_Отрывок:_

В случаях второго рода наш долг не заключает в себе связанности по отношению к другим, представляется по отношению к ним свободным, за ними не закрепленным.

Такие обязанности, которые сознаются свободными по отношению к другим, по которым другим ничего не принадлежит, не причитается со сто­роны обязанных, мы назовем нравственными обязанностями.

Такие обязанности, которые сознаются несвободными по отношению к другим, закрепленными за другими, по которым то, к чему обязана одна сторона, причитается другой стороне, как нечто ей должное, мы будет на­зывать правовыми или юридическими обязанностями[212]. [с. 50] Те отношения между двумя сторонами, или связи между ними, которые состоят в ле­жащих на одних и закрепленных за другими долгах, мы будем называть правоотношениями или правовыми связями. Правовые обязанности, долги одних, закрепленные за другими, рассматриваемые с точки зрения той сто­роны, которой долг принадлежит, мы, с точки зрения актива, будем назы­вать правами. Наши права суть закрепленные за нами, принадлежащие нам, как наш актив, долги других лиц. Права и правоотношения в нашем смысле не представляют, таким образом, чего-то отдельного и отличного от право­вых обязанностей. То же, что с точки зрения [с. 51] обременения, пассива, одной стороны называется ее правовой обязанностью, с точки зрения ак­тивной принадлежности другому называется его правом, а с нейтральной точки зрения называется правоотношением между той и другой стороной. [с.52]...

_Исходные данные:_
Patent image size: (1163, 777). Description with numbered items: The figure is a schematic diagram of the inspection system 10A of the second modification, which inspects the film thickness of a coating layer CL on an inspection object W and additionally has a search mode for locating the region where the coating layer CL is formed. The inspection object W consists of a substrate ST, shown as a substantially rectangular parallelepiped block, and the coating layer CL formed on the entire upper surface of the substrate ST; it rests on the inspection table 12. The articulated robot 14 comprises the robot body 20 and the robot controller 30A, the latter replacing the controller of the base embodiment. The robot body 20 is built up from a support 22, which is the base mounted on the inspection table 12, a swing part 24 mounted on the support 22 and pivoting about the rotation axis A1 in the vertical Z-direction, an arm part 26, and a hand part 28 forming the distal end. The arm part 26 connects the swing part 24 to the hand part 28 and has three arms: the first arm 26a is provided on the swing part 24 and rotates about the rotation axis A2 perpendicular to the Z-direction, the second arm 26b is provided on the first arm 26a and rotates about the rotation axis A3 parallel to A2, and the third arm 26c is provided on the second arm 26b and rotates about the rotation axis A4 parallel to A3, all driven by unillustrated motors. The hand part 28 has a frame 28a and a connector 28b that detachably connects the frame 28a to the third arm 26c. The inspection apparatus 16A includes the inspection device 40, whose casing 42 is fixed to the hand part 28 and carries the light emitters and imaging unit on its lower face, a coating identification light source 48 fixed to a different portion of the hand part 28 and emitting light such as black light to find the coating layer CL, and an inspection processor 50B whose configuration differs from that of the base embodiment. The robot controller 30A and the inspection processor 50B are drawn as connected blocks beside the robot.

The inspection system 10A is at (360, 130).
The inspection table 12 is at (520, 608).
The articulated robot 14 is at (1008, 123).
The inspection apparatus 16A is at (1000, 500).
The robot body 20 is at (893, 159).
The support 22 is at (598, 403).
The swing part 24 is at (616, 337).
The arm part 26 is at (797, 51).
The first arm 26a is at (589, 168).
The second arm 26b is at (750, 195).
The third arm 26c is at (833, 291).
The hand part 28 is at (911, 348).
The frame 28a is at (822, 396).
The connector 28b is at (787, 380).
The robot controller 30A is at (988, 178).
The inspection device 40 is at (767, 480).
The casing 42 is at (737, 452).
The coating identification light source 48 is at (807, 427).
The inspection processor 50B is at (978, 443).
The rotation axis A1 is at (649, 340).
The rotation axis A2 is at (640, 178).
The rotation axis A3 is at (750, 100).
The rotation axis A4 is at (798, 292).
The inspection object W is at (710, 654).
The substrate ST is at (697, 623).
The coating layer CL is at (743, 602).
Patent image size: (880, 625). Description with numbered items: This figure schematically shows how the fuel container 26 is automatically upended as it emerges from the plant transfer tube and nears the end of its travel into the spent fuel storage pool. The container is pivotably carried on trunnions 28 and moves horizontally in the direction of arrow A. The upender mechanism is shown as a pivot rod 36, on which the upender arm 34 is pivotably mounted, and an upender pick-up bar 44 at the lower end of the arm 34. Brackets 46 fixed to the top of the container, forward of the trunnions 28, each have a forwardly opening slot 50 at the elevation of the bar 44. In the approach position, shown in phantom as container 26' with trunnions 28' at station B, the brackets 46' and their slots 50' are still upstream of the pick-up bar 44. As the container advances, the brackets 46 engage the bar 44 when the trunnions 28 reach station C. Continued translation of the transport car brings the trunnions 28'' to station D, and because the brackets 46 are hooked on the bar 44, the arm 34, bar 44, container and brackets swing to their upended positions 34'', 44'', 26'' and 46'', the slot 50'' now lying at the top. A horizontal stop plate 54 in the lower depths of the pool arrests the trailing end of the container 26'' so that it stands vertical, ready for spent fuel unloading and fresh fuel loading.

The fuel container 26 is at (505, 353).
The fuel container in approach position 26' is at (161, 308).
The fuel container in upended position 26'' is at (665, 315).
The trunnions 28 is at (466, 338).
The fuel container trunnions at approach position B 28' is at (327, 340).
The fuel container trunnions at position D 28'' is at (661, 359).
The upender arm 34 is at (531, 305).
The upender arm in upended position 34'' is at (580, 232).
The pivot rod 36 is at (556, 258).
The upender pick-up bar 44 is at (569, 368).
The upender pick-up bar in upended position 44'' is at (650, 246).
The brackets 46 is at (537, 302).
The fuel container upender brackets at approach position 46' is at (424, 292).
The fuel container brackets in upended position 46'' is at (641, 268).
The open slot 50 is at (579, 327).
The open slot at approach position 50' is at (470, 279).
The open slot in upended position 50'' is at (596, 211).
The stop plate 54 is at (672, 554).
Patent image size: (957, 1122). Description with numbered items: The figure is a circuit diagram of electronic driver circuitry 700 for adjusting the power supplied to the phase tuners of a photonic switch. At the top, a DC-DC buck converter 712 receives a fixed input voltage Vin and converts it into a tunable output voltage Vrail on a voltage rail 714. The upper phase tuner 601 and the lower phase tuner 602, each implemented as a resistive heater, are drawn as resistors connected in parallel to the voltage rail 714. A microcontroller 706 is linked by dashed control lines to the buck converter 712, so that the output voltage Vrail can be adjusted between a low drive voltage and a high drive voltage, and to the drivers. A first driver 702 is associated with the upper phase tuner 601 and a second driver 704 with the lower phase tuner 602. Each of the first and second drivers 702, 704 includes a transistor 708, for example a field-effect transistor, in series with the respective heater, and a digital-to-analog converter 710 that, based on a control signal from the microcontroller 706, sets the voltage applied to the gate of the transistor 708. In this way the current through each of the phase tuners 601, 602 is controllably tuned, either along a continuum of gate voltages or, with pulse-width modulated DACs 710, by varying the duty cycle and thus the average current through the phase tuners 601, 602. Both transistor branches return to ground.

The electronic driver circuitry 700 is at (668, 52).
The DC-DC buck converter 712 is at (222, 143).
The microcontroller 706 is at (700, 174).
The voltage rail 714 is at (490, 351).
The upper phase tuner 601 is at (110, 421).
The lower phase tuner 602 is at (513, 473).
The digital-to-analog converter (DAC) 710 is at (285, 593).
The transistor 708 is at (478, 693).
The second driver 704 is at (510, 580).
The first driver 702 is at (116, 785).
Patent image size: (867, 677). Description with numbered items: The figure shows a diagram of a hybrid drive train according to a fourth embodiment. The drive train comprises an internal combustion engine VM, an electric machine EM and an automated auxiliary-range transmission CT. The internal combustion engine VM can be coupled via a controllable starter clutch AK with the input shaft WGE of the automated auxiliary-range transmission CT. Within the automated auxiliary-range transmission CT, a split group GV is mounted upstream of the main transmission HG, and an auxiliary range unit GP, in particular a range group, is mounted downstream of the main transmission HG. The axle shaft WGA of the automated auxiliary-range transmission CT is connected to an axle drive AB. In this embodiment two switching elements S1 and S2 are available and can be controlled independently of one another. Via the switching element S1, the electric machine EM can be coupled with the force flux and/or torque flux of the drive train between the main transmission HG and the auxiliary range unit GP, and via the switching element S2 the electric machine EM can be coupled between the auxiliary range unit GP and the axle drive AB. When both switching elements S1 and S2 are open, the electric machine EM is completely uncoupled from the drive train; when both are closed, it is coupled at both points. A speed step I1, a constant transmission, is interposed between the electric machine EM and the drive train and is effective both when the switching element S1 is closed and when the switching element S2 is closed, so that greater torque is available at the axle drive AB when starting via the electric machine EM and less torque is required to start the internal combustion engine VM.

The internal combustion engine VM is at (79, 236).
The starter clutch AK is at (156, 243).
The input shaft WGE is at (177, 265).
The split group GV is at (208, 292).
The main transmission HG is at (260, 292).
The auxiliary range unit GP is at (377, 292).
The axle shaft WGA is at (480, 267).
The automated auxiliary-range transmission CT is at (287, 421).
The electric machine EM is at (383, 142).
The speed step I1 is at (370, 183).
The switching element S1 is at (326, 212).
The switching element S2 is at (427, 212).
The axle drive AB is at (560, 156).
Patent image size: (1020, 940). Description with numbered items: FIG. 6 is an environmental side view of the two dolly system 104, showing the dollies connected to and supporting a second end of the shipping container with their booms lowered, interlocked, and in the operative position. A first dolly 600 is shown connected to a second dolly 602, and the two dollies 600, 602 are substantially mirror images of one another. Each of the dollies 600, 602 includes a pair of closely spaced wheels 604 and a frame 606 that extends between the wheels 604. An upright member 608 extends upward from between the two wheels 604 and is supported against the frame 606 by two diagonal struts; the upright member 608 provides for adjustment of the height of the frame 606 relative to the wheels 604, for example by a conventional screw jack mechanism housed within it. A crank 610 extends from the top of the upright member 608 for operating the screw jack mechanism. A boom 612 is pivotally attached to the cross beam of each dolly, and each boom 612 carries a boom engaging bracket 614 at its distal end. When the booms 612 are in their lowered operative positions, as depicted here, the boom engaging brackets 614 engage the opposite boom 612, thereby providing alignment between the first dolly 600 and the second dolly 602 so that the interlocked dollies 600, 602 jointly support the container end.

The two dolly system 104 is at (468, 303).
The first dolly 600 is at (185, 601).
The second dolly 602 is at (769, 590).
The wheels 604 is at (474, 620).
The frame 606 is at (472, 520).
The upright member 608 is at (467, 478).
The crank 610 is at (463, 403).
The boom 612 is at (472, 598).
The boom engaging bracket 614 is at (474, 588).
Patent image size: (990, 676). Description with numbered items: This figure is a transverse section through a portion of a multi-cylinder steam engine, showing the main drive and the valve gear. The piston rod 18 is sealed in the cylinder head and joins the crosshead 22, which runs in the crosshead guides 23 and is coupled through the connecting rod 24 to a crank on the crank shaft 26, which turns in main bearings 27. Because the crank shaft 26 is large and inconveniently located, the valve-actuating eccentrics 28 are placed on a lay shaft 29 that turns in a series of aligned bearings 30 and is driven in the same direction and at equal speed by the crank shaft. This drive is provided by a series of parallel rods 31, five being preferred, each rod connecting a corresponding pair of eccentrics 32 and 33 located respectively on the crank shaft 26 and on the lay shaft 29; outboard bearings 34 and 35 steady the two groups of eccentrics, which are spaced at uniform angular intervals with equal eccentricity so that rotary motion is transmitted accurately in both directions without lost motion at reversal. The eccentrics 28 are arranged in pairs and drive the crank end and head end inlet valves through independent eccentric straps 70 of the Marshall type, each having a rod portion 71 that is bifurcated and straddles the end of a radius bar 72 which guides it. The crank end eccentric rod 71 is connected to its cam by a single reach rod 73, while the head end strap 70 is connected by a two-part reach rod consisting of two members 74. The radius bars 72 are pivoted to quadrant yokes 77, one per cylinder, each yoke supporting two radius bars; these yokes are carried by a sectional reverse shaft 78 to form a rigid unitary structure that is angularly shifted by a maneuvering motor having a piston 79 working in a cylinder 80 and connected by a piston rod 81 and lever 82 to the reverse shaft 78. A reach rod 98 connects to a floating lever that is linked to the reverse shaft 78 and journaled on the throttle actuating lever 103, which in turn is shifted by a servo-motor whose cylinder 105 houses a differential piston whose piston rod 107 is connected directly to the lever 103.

_Задания для выполнения:_
[A] Как в отрывке названы обязанности, которые сознаются свободными по отношению к другим?
[B] Замените в перечне «drive train» на «powertrain» в части, которая начинается строкой с «Patent image size: (867, 677).» и заканчивается строкой с «The internal combustion engine VM is». Приведите только эту часть.

_Ответы на задания:_
[A] Нравственными обязанностями.

[B]
Patent image size: (867, 677). Description with numbered items: The figure shows a diagram of a hybrid powertrain according to a fourth embodiment. The powertrain comprises an internal combustion engine VM, an electric machine EM and an automated auxiliary-range transmission CT. The internal combustion engine VM can be coupled via a controllable starter clutch AK with the input shaft WGE of the automated auxiliary-range transmission CT. Within the automated auxiliary-range transmission CT, a split group GV is mounted upstream of the main transmission HG, and an auxiliary range unit GP, in particular a range group, is mounted downstream of the main transmission HG. The axle shaft WGA of the automated auxiliary-range transmission CT is connected to an axle drive AB. In this embodiment two switching elements S1 and S2 are available and can be controlled independently of one another. Via the switching element S1, the electric machine EM can be coupled with the force flux and/or torque flux of the powertrain between the main transmission HG and the auxiliary range unit GP, and via the switching element S2 the electric machine EM can be coupled between the auxiliary range unit GP and the axle drive AB. When both switching elements S1 and S2 are open, the electric machine EM is completely uncoupled from the powertrain; when both are closed, it is coupled at both points. A speed step I1, a constant transmission, is interposed between the electric machine EM and the powertrain and is effective both when the switching element S1 is closed and when the switching element S2 is closed, so that greater torque is available at the axle drive AB when starting via the electric machine EM and less torque is required to start the internal combustion engine VM.

The internal combustion engine VM is at (79, 236).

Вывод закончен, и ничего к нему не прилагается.